"""

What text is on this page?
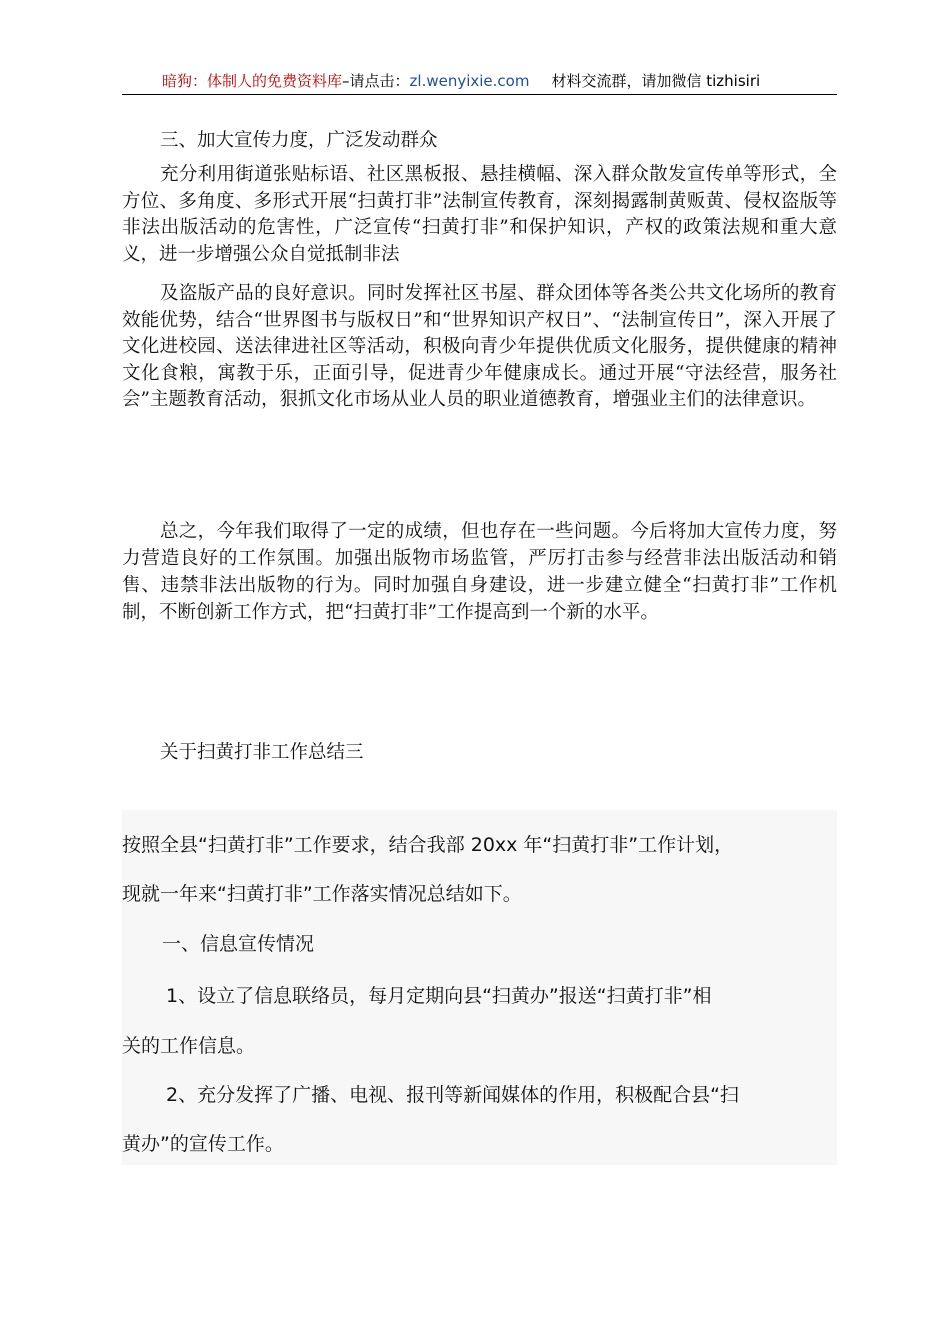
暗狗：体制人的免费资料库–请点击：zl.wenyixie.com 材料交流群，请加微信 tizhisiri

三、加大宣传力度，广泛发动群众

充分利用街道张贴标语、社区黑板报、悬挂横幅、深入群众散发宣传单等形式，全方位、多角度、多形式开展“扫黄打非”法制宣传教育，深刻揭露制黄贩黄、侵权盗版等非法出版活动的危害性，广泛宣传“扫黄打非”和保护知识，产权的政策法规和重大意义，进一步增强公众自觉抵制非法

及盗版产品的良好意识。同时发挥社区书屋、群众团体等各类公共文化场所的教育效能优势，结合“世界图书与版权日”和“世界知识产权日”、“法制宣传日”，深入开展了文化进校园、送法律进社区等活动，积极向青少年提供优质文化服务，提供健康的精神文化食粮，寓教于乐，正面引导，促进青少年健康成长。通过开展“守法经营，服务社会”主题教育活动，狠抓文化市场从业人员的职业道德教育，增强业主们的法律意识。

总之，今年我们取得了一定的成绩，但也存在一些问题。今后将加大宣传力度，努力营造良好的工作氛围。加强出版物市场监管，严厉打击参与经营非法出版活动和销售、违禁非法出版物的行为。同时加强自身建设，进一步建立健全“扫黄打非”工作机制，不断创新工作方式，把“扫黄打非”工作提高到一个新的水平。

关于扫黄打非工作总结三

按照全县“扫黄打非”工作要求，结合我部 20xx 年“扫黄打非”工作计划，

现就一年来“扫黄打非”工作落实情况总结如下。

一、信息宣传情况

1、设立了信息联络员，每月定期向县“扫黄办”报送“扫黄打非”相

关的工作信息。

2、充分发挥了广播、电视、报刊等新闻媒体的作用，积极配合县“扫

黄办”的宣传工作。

"""

The pictures should not appear in the copy; every other part of the records above must be returned exactly.

**Final result**
What text is on this page?
暗狗：体制人的免费资料库–请点击：zl.wenyixie.com 材料交流群，请加微信 tizhisiri

三、加大宣传力度，广泛发动群众

充分利用街道张贴标语、社区黑板报、悬挂横幅、深入群众散发宣传单等形式，全方位、多角度、多形式开展“扫黄打非”法制宣传教育，深刻揭露制黄贩黄、侵权盗版等非法出版活动的危害性，广泛宣传“扫黄打非”和保护知识，产权的政策法规和重大意义，进一步增强公众自觉抵制非法

及盗版产品的良好意识。同时发挥社区书屋、群众团体等各类公共文化场所的教育效能优势，结合“世界图书与版权日”和“世界知识产权日”、“法制宣传日”，深入开展了文化进校园、送法律进社区等活动，积极向青少年提供优质文化服务，提供健康的精神文化食粮，寓教于乐，正面引导，促进青少年健康成长。通过开展“守法经营，服务社会”主题教育活动，狠抓文化市场从业人员的职业道德教育，增强业主们的法律意识。

总之，今年我们取得了一定的成绩，但也存在一些问题。今后将加大宣传力度，努力营造良好的工作氛围。加强出版物市场监管，严厉打击参与经营非法出版活动和销售、违禁非法出版物的行为。同时加强自身建设，进一步建立健全“扫黄打非”工作机制，不断创新工作方式，把“扫黄打非”工作提高到一个新的水平。

关于扫黄打非工作总结三

按照全县“扫黄打非”工作要求，结合我部 20xx 年“扫黄打非”工作计划，

现就一年来“扫黄打非”工作落实情况总结如下。

一、信息宣传情况

1、设立了信息联络员，每月定期向县“扫黄办”报送“扫黄打非”相

关的工作信息。

2、充分发挥了广播、电视、报刊等新闻媒体的作用，积极配合县“扫

黄办”的宣传工作。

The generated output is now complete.